**SUPPLIED MATERIAL**
++++++++++
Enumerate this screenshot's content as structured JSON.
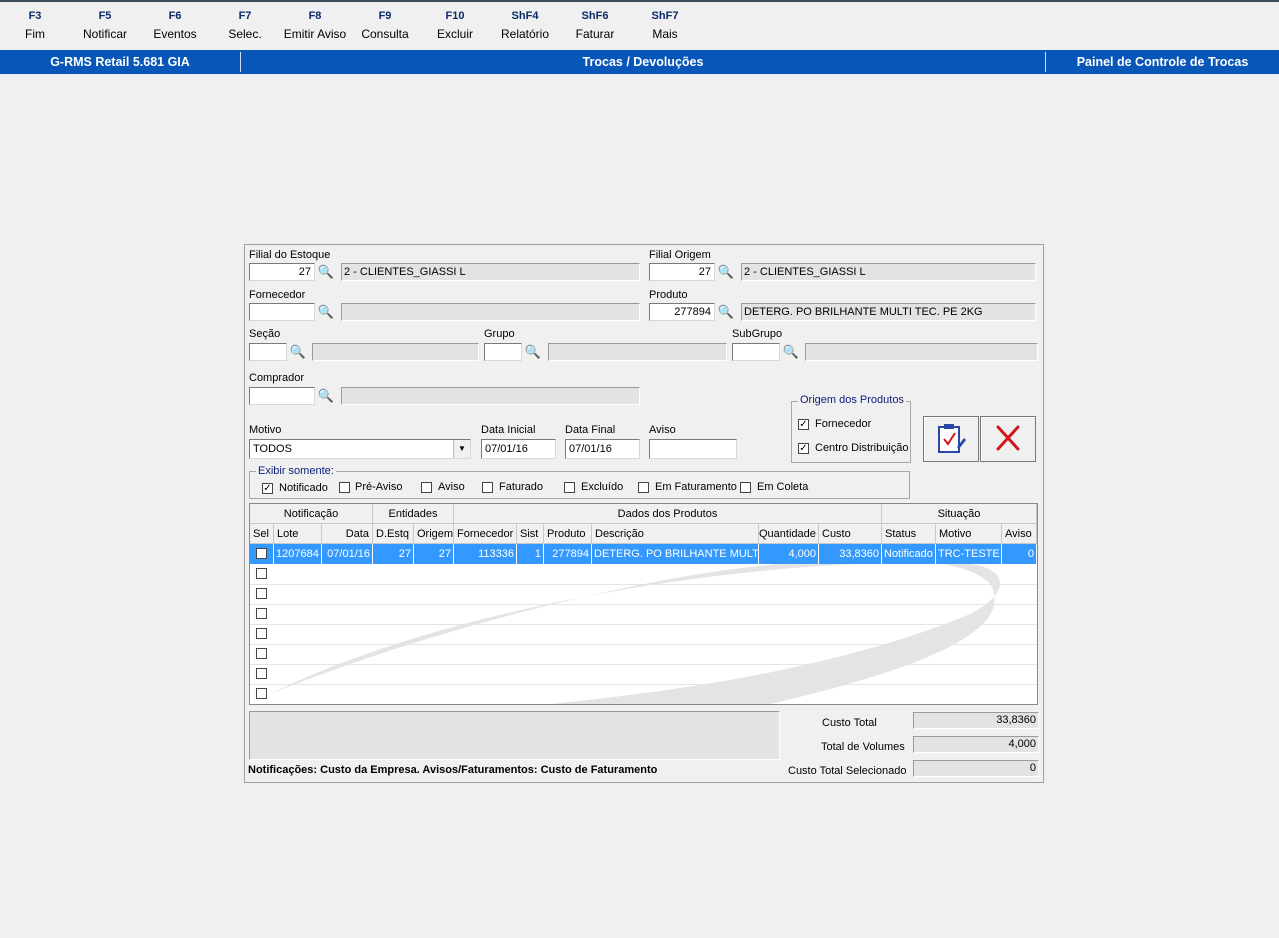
{
  "fkeys": [
    {
      "key": "F3",
      "label": "Fim"
    },
    {
      "key": "F5",
      "label": "Notificar"
    },
    {
      "key": "F6",
      "label": "Eventos"
    },
    {
      "key": "F7",
      "label": "Selec."
    },
    {
      "key": "F8",
      "label": "Emitir Aviso"
    },
    {
      "key": "F9",
      "label": "Consulta"
    },
    {
      "key": "F10",
      "label": "Excluir"
    },
    {
      "key": "ShF4",
      "label": "Relatório"
    },
    {
      "key": "ShF6",
      "label": "Faturar"
    },
    {
      "key": "ShF7",
      "label": "Mais"
    }
  ],
  "titlebar": {
    "app": "G-RMS Retail 5.681 GIA",
    "module": "Trocas / Devoluções",
    "screen": "Painel de Controle de Trocas"
  },
  "form": {
    "filial_estoque": {
      "label": "Filial do Estoque",
      "code": "27",
      "desc": "2 - CLIENTES_GIASSI L"
    },
    "filial_origem": {
      "label": "Filial Origem",
      "code": "27",
      "desc": "2 - CLIENTES_GIASSI L"
    },
    "fornecedor": {
      "label": "Fornecedor",
      "code": "",
      "desc": ""
    },
    "produto": {
      "label": "Produto",
      "code": "277894",
      "desc": "DETERG. PO BRILHANTE MULTI TEC. PE   2KG"
    },
    "secao": {
      "label": "Seção",
      "code": "",
      "desc": ""
    },
    "grupo": {
      "label": "Grupo",
      "code": "",
      "desc": ""
    },
    "subgrupo": {
      "label": "SubGrupo",
      "code": "",
      "desc": ""
    },
    "comprador": {
      "label": "Comprador",
      "code": "",
      "desc": ""
    },
    "motivo": {
      "label": "Motivo",
      "value": "TODOS"
    },
    "data_inicial": {
      "label": "Data Inicial",
      "value": "07/01/16"
    },
    "data_final": {
      "label": "Data Final",
      "value": "07/01/16"
    },
    "aviso": {
      "label": "Aviso",
      "value": ""
    }
  },
  "origem": {
    "title": "Origem dos  Produtos",
    "fornecedor": {
      "label": "Fornecedor",
      "checked": true
    },
    "centro": {
      "label": "Centro Distribuição",
      "checked": true
    }
  },
  "exibir": {
    "title": "Exibir somente:",
    "options": [
      {
        "label": "Notificado",
        "checked": true
      },
      {
        "label": "Pré-Aviso",
        "checked": false
      },
      {
        "label": "Aviso",
        "checked": false
      },
      {
        "label": "Faturado",
        "checked": false
      },
      {
        "label": "Excluído",
        "checked": false
      },
      {
        "label": "Em Faturamento",
        "checked": false
      },
      {
        "label": "Em Coleta",
        "checked": false
      }
    ]
  },
  "grid": {
    "groups": [
      "Notificação",
      "Entidades",
      "Dados dos Produtos",
      "Situação"
    ],
    "columns": [
      "Sel",
      "Lote",
      "Data",
      "D.Estq",
      "Origem",
      "Fornecedor",
      "Sist",
      "Produto",
      "Descrição",
      "Quantidade",
      "Custo",
      "Status",
      "Motivo",
      "Aviso"
    ],
    "rows": [
      {
        "sel": false,
        "lote": "1207684",
        "data": "07/01/16",
        "destq": "27",
        "origem": "27",
        "fornecedor": "113336",
        "sist": "1",
        "produto": "277894",
        "descricao": "DETERG. PO BRILHANTE MULTI TE",
        "quantidade": "4,000",
        "custo": "33,8360",
        "status": "Notificado",
        "motivo": "TRC-TESTE D",
        "aviso": "0"
      }
    ]
  },
  "footer": {
    "note": "Notificações: Custo da Empresa. Avisos/Faturamentos: Custo de Faturamento",
    "custo_total": {
      "label": "Custo Total",
      "value": "33,8360"
    },
    "total_volumes": {
      "label": "Total de Volumes",
      "value": "4,000"
    },
    "custo_selecionado": {
      "label": "Custo Total Selecionado",
      "value": "0"
    }
  }
}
++++++++++
**WHAT IS EXPECTED**
Copy every record above exactly as written, but leave out the pictures.

**RESULT FOR THIS TASK**
Enumerate this screenshot's content as structured JSON.
{
  "fkeys": [
    {
      "key": "F3",
      "label": "Fim"
    },
    {
      "key": "F5",
      "label": "Notificar"
    },
    {
      "key": "F6",
      "label": "Eventos"
    },
    {
      "key": "F7",
      "label": "Selec."
    },
    {
      "key": "F8",
      "label": "Emitir Aviso"
    },
    {
      "key": "F9",
      "label": "Consulta"
    },
    {
      "key": "F10",
      "label": "Excluir"
    },
    {
      "key": "ShF4",
      "label": "Relatório"
    },
    {
      "key": "ShF6",
      "label": "Faturar"
    },
    {
      "key": "ShF7",
      "label": "Mais"
    }
  ],
  "titlebar": {
    "app": "G-RMS Retail 5.681 GIA",
    "module": "Trocas / Devoluções",
    "screen": "Painel de Controle de Trocas"
  },
  "form": {
    "filial_estoque": {
      "label": "Filial do Estoque",
      "code": "27",
      "desc": "2 - CLIENTES_GIASSI L"
    },
    "filial_origem": {
      "label": "Filial Origem",
      "code": "27",
      "desc": "2 - CLIENTES_GIASSI L"
    },
    "fornecedor": {
      "label": "Fornecedor",
      "code": "",
      "desc": ""
    },
    "produto": {
      "label": "Produto",
      "code": "277894",
      "desc": "DETERG. PO BRILHANTE MULTI TEC. PE   2KG"
    },
    "secao": {
      "label": "Seção",
      "code": "",
      "desc": ""
    },
    "grupo": {
      "label": "Grupo",
      "code": "",
      "desc": ""
    },
    "subgrupo": {
      "label": "SubGrupo",
      "code": "",
      "desc": ""
    },
    "comprador": {
      "label": "Comprador",
      "code": "",
      "desc": ""
    },
    "motivo": {
      "label": "Motivo",
      "value": "TODOS"
    },
    "data_inicial": {
      "label": "Data Inicial",
      "value": "07/01/16"
    },
    "data_final": {
      "label": "Data Final",
      "value": "07/01/16"
    },
    "aviso": {
      "label": "Aviso",
      "value": ""
    }
  },
  "origem": {
    "title": "Origem dos  Produtos",
    "fornecedor": {
      "label": "Fornecedor",
      "checked": true
    },
    "centro": {
      "label": "Centro Distribuição",
      "checked": true
    }
  },
  "exibir": {
    "title": "Exibir somente:",
    "options": [
      {
        "label": "Notificado",
        "checked": true
      },
      {
        "label": "Pré-Aviso",
        "checked": false
      },
      {
        "label": "Aviso",
        "checked": false
      },
      {
        "label": "Faturado",
        "checked": false
      },
      {
        "label": "Excluído",
        "checked": false
      },
      {
        "label": "Em Faturamento",
        "checked": false
      },
      {
        "label": "Em Coleta",
        "checked": false
      }
    ]
  },
  "grid": {
    "groups": [
      "Notificação",
      "Entidades",
      "Dados dos Produtos",
      "Situação"
    ],
    "columns": [
      "Sel",
      "Lote",
      "Data",
      "D.Estq",
      "Origem",
      "Fornecedor",
      "Sist",
      "Produto",
      "Descrição",
      "Quantidade",
      "Custo",
      "Status",
      "Motivo",
      "Aviso"
    ],
    "rows": [
      {
        "sel": false,
        "lote": "1207684",
        "data": "07/01/16",
        "destq": "27",
        "origem": "27",
        "fornecedor": "113336",
        "sist": "1",
        "produto": "277894",
        "descricao": "DETERG. PO BRILHANTE MULTI TE",
        "quantidade": "4,000",
        "custo": "33,8360",
        "status": "Notificado",
        "motivo": "TRC-TESTE D",
        "aviso": "0"
      }
    ]
  },
  "footer": {
    "note": "Notificações: Custo da Empresa. Avisos/Faturamentos: Custo de Faturamento",
    "custo_total": {
      "label": "Custo Total",
      "value": "33,8360"
    },
    "total_volumes": {
      "label": "Total de Volumes",
      "value": "4,000"
    },
    "custo_selecionado": {
      "label": "Custo Total Selecionado",
      "value": "0"
    }
  }
}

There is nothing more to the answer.